MATERIAL SHOWN:
_ _ _ _ _

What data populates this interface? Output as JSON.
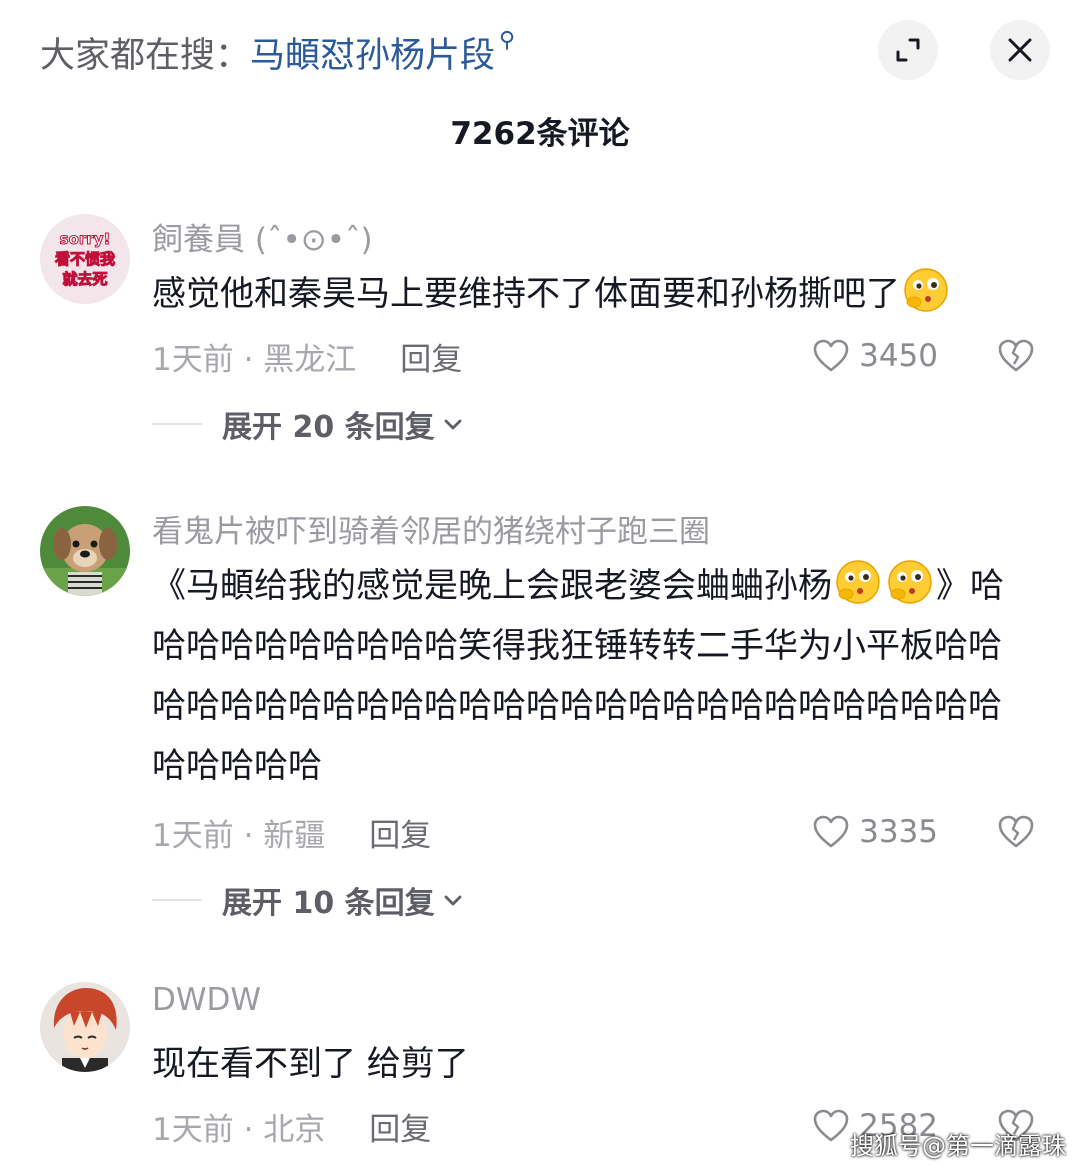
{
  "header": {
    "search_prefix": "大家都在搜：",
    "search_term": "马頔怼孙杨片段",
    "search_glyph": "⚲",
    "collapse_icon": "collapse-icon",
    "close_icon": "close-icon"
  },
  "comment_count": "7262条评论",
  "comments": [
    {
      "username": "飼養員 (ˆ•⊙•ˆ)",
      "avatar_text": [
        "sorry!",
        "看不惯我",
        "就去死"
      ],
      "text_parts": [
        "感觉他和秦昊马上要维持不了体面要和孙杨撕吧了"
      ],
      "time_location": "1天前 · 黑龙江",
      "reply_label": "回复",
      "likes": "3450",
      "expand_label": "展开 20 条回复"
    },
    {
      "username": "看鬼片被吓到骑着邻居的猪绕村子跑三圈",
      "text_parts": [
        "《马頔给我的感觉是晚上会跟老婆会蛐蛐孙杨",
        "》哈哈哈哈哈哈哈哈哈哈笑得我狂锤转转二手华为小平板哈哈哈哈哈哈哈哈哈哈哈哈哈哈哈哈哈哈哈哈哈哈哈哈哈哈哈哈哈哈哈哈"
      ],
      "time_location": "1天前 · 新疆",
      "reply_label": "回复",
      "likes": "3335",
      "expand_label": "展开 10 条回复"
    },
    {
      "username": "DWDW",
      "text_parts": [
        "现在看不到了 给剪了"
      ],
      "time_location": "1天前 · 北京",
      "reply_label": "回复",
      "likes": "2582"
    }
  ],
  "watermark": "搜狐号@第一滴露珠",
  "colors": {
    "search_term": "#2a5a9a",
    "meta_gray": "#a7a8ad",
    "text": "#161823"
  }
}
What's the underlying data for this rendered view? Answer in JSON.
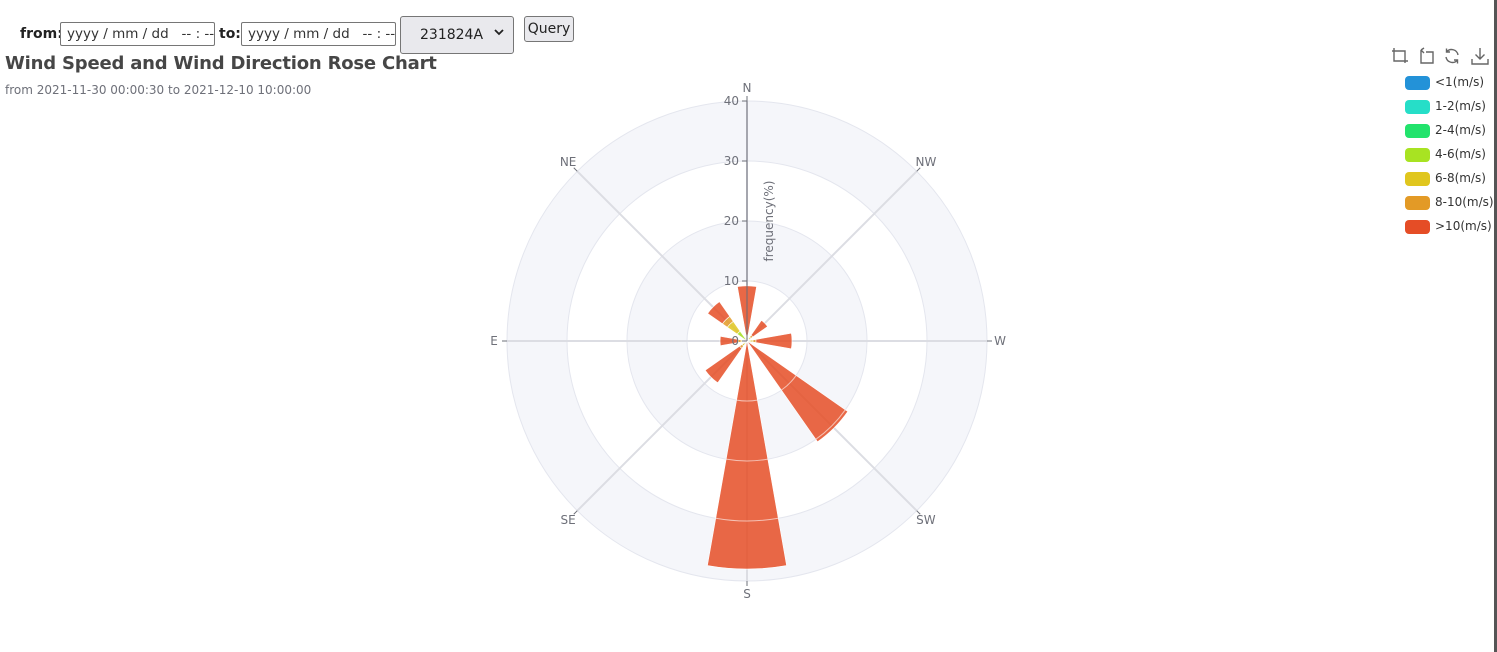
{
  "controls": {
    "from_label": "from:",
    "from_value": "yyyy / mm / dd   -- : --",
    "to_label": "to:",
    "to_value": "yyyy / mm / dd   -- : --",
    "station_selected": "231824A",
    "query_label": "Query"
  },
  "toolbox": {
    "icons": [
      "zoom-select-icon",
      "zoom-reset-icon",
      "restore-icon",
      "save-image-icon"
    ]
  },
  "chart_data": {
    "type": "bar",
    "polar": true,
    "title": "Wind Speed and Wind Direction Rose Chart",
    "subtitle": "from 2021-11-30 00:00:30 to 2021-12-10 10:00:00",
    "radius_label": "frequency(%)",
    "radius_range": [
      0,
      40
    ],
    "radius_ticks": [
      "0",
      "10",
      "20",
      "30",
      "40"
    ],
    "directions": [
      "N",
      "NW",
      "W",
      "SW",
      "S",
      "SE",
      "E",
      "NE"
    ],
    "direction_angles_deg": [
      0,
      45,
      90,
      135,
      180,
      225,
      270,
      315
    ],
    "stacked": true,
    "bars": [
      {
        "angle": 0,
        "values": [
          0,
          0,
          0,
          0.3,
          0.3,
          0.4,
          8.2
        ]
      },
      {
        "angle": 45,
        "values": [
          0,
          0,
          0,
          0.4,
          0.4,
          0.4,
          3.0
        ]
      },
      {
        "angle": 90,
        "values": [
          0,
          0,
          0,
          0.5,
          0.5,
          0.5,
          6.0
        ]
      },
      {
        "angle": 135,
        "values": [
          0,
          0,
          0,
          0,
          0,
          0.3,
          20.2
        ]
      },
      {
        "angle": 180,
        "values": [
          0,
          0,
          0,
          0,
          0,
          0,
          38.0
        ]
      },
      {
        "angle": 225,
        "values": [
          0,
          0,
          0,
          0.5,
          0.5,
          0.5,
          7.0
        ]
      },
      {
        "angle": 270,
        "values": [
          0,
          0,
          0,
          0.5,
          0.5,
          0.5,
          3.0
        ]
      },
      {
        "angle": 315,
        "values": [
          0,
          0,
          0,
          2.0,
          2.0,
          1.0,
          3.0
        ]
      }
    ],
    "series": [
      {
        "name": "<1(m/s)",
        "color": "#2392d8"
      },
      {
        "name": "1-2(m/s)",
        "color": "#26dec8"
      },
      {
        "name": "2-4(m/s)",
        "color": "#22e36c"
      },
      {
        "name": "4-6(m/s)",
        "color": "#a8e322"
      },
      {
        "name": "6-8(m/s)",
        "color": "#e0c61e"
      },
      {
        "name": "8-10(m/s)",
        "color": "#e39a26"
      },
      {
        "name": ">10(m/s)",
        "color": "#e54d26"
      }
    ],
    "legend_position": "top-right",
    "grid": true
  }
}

_ _ _ _ _

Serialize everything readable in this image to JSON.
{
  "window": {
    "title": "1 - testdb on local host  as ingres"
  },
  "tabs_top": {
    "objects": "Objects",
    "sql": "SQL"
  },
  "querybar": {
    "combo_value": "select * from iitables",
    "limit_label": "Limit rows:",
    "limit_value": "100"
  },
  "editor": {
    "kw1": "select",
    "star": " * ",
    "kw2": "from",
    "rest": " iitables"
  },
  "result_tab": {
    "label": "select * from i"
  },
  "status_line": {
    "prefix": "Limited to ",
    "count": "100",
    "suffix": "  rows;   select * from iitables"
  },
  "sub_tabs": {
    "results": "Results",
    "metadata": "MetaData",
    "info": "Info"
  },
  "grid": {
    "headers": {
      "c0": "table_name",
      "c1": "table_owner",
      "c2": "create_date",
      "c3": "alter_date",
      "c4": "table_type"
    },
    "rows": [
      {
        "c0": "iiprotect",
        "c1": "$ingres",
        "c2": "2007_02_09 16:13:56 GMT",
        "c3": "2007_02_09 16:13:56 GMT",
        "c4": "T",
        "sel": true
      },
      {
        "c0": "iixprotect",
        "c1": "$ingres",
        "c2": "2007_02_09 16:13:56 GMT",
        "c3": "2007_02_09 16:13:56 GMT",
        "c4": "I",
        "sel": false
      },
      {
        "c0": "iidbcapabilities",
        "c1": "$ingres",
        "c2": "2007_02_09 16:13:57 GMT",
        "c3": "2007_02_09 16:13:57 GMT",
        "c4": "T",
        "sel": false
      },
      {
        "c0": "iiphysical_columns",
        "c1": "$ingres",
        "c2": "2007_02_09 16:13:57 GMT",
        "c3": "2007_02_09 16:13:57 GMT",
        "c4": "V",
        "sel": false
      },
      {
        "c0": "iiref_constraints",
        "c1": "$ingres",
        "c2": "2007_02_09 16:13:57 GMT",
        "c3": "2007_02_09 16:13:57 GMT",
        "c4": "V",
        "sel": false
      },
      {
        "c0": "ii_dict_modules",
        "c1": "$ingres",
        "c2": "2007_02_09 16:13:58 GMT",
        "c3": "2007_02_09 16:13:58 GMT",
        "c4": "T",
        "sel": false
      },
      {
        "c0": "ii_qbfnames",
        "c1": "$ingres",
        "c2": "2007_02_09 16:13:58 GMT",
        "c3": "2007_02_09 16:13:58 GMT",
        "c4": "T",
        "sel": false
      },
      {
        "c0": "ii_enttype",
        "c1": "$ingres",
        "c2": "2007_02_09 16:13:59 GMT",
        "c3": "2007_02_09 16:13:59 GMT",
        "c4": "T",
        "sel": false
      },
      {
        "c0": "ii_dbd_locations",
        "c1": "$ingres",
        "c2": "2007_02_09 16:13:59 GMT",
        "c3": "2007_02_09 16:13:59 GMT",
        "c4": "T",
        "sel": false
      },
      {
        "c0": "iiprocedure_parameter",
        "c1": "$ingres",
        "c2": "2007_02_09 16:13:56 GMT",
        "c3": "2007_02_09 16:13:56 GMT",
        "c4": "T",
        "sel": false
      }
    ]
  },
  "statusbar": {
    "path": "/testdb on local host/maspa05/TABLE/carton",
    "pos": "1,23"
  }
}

_ _ _ _ _

THE TASK:
Report how many lines of the preceding records include "username". Output the number only.

ANSWER:
3